* _Problem to work on_
Provide an exact reproduction of every entry.
::::::
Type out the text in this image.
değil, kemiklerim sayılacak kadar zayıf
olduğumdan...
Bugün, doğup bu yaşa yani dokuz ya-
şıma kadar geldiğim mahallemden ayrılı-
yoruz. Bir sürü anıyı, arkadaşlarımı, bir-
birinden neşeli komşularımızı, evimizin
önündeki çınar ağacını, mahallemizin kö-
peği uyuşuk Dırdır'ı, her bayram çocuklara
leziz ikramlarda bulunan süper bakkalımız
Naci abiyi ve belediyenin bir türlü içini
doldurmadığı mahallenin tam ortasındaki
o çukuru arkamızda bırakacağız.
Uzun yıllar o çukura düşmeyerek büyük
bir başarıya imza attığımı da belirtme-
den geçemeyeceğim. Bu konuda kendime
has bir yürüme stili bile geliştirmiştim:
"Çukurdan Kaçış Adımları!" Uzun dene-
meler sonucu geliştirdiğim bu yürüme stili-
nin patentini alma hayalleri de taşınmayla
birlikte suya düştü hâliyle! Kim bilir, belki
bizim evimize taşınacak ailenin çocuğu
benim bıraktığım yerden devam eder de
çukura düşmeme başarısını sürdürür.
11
::::::
* _Exercise response_
Type out the text in this image.
değil, kemiklerim sayılacak kadar zayıf
olduğumdan...
Bugün, doğup bu yaşa yani dokuz ya-
şıma kadar geldiğim mahallemden ayrılı-
yoruz. Bir sürü anıyı, arkadaşlarımı, bir-
birinden neşeli komşularımızı, evimizin
önündeki çınar ağacını, mahallemizin kö-
peği uyuşuk Dırdır'ı, her bayram çocuklara
leziz ikramlarda bulunan süper bakkalımız
Naci abiyi ve belediyenin bir türlü içini
doldurmadığı mahallenin tam ortasındaki
o çukuru arkamızda bırakacağız.
Uzun yıllar o çukura düşmeyerek büyük
bir başarıya imza attığımı da belirtme-
den geçemeyeceğim. Bu konuda kendime
has bir yürüme stili bile geliştirmiştim:
"Çukurdan Kaçış Adımları!" Uzun dene-
meler sonucu geliştirdiğim bu yürüme stili-
nin patentini alma hayalleri de taşınmayla
birlikte suya düştü hâliyle! Kim bilir, belki
bizim evimize taşınacak ailenin çocuğu
benim bıraktığım yerden devam eder de
çukura düşmeme başarısını sürdürür.
11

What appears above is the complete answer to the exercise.